Text shown below:

Passes some tests with cross-compiling nqp.
pmurias looks into travis fail...
ugexe we never unfudged the jvm stuff for proc::async 15:42
Geth nqp: 2535304767 | pmurias++ | src/vm/jvm/runtime/org/perl6/nqp/runtime/
[jvm] Make stub a noop rather than have it do a wrong cast
pmurias ugexe: you mean in the roast tests?
ugexe pmurias: yeah... so i dont know that it actually works for jvm. just that it exists for it (as of 2017.060 15:44
jnthn It's implicitly covered in that precompilation uses it, and I made sure it worked that far on JVM 15:46
travis-ci NQP build passed. pmurias '[jvm] Make stub a noop rather than have it do a wrong cast' 15:58
Geth nqp/async-await-continuations: 2f7276110d | pmurias++ | 3 files
[js] Fixup some convertions to primitive types in async/await mode

Some grammars now work
rakudo/nom: 710fa80004 | (Elizabeth Mattijsen)++ | src/core/Rakudo/
Create iterator early, let it serve as check for emptiness
rakudo/nom: 2dd5963cb3 | (Elizabeth Mattijsen)++ | src/core/
Make sure Setty at least have a R:I:IterationSet type object
Zoffix hack seems ded? My bot's not responding and I can't ssh to give 'em, the boot 19:02
Undercover: help
Undercover Zoffix, Use cover: trigger with args to give to sourcery sub. e.g. cover: Int, 'base'. See
Zoffix huh. Well, this one is, but sourcebaby's ded 19:03
can ping but not ssh 19:05
lizmat perhaps moritz can check ? 19:07
Geth rakudo/nom: ab08bd04a4 | (Elizabeth Mattijsen)++ | src/core/Rakudo/
Make R:I:Mappy roles also take IterationSets

As a preparation until all Hashes take IterationSets, or some other HLL construct on a low level data structure, so that we can pass them along as parameters without being automagically upgraded to HLL Hashes.

End of Text shown.

Exercise A - In the chat log, what did pmurias's JVM commit to nqp make stub do instead of a wrong cast?
Exercise B - Continue the chat log from where it stops.

Excerpted records below:

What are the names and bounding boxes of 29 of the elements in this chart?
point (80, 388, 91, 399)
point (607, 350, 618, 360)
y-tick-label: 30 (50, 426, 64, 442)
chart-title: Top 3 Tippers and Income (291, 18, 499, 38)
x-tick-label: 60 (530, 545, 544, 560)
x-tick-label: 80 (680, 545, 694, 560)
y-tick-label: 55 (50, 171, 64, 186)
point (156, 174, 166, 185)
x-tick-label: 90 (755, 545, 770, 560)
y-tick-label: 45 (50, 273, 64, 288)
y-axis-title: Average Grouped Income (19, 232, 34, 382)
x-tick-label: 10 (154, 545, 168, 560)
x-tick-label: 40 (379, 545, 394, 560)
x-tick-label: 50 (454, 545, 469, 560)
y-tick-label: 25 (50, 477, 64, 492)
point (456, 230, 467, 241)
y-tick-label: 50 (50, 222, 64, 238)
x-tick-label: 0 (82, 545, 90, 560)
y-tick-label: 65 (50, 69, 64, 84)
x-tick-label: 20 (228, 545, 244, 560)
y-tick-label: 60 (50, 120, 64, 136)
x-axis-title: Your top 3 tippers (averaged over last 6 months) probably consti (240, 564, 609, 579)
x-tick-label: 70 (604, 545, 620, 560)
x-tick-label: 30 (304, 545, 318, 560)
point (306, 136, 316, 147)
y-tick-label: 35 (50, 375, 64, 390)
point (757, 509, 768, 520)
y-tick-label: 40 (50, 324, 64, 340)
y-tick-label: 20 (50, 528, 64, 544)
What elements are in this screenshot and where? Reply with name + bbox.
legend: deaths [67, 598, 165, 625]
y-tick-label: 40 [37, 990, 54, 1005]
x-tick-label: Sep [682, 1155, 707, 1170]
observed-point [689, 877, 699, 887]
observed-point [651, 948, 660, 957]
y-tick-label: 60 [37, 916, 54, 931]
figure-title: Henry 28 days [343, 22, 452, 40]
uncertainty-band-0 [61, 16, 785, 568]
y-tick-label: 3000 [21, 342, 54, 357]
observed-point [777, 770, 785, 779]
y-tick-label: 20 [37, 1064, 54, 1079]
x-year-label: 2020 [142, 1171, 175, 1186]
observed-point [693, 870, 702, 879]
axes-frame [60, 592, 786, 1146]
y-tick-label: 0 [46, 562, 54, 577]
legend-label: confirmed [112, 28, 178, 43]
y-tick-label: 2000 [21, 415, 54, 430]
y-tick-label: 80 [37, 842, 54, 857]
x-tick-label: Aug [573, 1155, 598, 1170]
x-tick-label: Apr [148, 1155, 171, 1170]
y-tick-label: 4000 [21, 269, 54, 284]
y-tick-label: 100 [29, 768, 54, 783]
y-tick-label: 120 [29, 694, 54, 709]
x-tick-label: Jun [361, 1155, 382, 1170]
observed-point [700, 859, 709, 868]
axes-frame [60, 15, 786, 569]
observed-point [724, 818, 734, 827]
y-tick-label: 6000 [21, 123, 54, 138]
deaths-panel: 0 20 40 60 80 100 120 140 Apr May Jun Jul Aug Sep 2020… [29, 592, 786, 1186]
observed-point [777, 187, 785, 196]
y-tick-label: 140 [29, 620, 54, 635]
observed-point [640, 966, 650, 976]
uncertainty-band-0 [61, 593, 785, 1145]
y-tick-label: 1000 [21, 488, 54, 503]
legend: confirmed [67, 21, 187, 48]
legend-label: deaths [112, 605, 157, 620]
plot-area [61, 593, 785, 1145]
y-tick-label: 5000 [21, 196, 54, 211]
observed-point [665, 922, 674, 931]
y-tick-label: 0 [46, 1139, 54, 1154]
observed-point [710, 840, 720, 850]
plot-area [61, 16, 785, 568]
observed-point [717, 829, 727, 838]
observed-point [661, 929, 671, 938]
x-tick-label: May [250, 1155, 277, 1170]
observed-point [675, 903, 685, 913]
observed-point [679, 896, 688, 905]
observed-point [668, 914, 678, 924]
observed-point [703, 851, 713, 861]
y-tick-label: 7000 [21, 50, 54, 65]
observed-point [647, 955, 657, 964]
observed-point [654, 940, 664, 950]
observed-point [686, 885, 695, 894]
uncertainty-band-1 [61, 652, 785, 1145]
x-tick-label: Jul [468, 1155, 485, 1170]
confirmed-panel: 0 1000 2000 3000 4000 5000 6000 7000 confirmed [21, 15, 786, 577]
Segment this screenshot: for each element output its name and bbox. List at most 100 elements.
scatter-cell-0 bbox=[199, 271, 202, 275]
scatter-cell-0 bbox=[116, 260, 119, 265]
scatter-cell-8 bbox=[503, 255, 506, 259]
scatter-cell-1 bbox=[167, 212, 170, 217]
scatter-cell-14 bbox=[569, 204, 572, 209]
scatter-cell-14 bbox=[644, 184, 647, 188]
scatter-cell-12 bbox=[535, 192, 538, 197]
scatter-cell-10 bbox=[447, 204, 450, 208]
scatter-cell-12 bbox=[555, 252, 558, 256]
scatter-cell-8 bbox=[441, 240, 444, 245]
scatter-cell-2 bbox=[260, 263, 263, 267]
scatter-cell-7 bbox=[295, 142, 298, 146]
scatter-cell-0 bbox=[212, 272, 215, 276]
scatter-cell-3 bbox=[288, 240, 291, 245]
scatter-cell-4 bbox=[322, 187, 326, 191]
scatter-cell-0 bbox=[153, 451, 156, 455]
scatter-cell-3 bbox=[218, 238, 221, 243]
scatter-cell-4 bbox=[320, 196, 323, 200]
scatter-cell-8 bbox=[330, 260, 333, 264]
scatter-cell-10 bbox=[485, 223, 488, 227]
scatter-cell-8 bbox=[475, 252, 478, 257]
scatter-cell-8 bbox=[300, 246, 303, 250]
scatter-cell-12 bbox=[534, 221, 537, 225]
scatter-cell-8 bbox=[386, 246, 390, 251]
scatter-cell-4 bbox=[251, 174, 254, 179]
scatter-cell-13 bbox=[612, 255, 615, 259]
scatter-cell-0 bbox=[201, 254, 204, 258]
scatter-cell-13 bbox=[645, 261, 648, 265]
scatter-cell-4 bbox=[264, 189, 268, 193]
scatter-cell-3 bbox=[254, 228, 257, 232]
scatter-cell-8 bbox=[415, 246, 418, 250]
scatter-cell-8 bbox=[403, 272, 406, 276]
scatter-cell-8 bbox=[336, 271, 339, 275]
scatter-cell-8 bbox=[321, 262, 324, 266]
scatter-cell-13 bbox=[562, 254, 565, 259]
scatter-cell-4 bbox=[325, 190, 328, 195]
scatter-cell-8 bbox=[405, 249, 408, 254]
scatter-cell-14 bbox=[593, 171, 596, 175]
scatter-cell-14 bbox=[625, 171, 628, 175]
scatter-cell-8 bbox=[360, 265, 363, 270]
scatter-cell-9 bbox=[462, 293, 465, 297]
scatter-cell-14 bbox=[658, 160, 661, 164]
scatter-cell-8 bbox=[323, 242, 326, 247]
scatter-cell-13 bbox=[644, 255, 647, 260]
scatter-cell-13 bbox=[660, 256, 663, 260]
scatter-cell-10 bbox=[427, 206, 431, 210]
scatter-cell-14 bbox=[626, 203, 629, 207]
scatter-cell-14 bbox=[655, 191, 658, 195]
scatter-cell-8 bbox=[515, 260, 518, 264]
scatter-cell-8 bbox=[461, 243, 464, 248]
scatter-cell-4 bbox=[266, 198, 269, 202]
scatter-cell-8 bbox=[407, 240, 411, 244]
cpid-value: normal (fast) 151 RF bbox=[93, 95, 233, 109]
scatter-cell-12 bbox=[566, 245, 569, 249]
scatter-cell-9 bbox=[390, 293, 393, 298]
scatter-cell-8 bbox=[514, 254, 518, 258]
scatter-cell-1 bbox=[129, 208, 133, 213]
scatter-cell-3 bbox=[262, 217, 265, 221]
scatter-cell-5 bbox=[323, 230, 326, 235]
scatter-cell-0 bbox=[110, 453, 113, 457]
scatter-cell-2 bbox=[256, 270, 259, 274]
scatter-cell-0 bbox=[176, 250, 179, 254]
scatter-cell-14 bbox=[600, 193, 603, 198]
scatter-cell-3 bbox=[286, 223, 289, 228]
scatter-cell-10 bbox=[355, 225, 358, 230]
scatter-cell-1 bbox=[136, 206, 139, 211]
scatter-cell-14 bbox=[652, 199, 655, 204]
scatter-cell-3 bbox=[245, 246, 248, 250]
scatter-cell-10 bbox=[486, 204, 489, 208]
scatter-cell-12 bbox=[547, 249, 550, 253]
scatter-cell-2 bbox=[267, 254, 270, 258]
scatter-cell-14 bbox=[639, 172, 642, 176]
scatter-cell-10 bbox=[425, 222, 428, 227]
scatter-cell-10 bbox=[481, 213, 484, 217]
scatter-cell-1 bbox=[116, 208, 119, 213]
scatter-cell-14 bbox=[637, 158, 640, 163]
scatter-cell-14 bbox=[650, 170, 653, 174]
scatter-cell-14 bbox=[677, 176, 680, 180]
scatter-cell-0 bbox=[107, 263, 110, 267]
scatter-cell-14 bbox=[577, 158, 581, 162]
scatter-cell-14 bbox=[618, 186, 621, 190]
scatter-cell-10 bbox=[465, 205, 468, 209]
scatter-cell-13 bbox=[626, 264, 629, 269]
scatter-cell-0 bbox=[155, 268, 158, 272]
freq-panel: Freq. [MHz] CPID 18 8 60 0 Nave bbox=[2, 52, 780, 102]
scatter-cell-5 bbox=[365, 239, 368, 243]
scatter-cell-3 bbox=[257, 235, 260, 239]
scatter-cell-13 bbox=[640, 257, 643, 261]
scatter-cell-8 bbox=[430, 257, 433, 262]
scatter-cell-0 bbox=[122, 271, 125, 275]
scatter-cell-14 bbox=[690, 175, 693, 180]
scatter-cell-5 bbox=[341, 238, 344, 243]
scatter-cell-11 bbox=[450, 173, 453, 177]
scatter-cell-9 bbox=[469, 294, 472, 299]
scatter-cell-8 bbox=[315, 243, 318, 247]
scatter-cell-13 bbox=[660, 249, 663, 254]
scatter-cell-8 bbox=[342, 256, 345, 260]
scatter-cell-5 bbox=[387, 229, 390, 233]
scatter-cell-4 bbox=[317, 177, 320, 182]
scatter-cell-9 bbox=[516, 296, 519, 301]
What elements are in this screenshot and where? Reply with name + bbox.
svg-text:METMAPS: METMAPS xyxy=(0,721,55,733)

End of Excerpted records.

Exercise response A - It made stub a noop.

Exercise response B -
rakudo/nom: 250ae1026c | (Elizabeth Mattijsen)++ | src/core/
Make Setty.values use R:I.Mappy-values directly

Because the R:I:Mappy role now takes IterationSets
timotimo can't run virt-manager o_O 19:18
huh, so "console" is not the command that'd let me see what's up 19:23
nine timotimo: dmesg is usually worth a look 19:31
if the host is affected, too
timotimo on the master?
it's usually the virtual disk going poof
nine well you didn't say what's actually keeping from running virt-manager ;) 19:32
timotimo oh just python-requests being a piece of total shit on fedora
nine what about virsh? 19:33
timotimo i used that on the remote host
dogbert17 lizmat: I added some SetHash stuff to
timotimo then i did "console 11" (for hack) and got a dead terminal
Geth roast/master: 4 commits pushed by (Jan-Olof Hendig)++, lizmat++ 19:34
timotimo anyway, done. 19:35
dogbert17 lizmat: should I close the original issue in RT ?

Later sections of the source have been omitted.